╭─ Information supplied

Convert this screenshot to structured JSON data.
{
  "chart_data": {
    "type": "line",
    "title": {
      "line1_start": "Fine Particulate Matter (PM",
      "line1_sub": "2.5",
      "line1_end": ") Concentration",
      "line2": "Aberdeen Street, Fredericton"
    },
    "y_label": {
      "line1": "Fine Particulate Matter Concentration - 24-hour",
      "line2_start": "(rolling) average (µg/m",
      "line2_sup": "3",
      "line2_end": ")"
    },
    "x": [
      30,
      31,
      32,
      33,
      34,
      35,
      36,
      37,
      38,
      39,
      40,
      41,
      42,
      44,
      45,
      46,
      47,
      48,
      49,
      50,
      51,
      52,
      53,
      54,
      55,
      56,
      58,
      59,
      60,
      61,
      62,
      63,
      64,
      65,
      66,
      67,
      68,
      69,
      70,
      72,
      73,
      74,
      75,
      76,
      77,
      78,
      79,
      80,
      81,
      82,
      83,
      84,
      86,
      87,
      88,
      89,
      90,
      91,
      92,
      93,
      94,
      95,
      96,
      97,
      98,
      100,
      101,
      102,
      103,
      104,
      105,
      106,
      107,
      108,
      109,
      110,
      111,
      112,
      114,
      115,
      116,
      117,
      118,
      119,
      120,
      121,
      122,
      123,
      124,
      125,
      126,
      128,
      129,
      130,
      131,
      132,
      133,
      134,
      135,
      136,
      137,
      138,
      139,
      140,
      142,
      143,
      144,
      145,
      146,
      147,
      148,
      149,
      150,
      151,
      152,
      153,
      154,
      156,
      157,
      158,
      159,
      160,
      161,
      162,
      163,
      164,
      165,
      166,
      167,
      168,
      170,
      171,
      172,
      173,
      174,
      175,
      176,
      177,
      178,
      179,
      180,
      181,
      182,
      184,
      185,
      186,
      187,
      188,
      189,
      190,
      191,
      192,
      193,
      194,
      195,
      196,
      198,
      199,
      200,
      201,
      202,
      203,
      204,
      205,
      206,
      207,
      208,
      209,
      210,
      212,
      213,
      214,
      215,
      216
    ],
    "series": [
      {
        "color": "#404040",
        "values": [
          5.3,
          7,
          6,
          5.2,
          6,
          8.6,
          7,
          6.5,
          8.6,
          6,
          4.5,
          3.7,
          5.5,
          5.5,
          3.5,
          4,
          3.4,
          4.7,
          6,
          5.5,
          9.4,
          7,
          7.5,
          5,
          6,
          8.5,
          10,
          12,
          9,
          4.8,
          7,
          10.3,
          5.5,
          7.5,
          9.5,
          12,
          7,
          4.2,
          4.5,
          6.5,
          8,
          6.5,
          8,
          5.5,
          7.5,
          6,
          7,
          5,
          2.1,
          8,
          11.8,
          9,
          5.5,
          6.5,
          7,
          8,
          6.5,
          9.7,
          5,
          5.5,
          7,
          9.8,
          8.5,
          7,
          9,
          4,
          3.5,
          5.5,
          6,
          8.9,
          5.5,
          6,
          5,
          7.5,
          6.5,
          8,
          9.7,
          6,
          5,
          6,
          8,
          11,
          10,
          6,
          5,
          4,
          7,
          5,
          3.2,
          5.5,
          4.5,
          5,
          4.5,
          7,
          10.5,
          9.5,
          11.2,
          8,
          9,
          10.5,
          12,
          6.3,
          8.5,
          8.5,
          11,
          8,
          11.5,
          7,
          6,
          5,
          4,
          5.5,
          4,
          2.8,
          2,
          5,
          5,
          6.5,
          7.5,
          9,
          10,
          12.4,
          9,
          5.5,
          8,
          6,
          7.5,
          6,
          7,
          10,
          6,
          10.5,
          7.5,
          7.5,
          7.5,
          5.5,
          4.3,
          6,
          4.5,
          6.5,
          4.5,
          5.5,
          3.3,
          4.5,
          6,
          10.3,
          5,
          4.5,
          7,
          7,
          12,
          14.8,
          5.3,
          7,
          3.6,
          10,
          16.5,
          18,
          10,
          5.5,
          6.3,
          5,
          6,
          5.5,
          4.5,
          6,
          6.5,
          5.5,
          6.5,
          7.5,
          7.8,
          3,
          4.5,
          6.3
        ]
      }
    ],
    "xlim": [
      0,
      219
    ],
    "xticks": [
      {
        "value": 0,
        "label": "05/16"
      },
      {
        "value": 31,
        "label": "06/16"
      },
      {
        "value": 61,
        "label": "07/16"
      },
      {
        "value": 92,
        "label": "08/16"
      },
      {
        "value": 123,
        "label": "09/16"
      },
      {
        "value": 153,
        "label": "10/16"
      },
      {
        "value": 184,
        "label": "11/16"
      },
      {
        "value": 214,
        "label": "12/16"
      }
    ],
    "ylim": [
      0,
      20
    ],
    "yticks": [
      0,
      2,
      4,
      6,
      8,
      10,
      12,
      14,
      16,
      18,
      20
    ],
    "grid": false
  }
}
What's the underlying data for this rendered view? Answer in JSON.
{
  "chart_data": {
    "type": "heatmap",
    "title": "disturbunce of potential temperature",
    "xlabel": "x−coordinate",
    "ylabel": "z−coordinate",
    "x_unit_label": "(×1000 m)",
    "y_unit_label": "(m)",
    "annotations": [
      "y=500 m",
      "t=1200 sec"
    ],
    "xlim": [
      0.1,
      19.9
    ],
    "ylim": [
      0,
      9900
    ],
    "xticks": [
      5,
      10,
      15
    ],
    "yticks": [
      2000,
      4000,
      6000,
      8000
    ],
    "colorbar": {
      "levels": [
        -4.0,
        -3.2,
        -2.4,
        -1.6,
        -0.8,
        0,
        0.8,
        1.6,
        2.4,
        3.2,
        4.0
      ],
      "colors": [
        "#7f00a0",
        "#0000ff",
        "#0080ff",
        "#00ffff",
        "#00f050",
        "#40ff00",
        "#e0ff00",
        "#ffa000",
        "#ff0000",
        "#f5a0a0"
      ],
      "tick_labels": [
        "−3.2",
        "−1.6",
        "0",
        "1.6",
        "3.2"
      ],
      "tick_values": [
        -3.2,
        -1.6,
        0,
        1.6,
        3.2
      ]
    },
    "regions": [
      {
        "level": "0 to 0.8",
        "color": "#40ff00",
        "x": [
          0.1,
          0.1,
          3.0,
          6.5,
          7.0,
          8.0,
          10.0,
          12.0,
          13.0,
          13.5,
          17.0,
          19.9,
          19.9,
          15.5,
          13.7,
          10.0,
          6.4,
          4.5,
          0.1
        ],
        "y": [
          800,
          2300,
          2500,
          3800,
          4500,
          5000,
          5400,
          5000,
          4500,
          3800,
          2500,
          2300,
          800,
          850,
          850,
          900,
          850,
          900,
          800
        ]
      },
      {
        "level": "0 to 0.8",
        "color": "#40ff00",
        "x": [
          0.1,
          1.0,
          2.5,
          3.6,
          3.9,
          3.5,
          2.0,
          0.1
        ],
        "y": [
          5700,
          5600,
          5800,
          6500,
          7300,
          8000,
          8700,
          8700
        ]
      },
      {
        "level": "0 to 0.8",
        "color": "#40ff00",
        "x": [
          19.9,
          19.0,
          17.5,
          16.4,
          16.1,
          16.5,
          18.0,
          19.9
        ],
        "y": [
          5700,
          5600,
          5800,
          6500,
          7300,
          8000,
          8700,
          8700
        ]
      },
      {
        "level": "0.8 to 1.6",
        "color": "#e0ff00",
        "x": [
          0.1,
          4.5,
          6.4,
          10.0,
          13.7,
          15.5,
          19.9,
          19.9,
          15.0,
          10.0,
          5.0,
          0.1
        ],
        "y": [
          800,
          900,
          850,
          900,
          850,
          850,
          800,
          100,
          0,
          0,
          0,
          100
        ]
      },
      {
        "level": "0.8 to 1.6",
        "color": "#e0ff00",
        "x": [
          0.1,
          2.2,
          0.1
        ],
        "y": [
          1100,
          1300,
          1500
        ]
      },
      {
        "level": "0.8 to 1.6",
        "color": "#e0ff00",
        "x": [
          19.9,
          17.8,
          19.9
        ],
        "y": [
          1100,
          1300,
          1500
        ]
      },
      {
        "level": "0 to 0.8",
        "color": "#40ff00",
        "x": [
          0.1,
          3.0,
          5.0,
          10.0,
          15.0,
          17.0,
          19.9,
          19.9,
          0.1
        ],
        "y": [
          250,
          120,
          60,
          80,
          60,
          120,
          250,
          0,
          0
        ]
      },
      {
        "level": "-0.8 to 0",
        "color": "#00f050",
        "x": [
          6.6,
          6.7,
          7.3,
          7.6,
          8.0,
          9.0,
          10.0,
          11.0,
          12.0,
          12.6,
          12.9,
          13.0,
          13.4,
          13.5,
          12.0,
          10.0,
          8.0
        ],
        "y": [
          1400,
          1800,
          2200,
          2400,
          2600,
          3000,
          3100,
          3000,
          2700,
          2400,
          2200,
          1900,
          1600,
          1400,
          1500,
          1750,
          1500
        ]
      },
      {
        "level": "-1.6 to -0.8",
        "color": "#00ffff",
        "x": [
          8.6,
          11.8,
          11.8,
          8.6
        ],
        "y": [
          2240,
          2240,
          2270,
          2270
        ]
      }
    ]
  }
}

╰─

* Written instruction
Show every line from the entries above in which the word "Particulate" appears.

* Task answer
      "line1_start": "Fine Particulate Matter (PM",
      "line1": "Fine Particulate Matter Concentration - 24-hour",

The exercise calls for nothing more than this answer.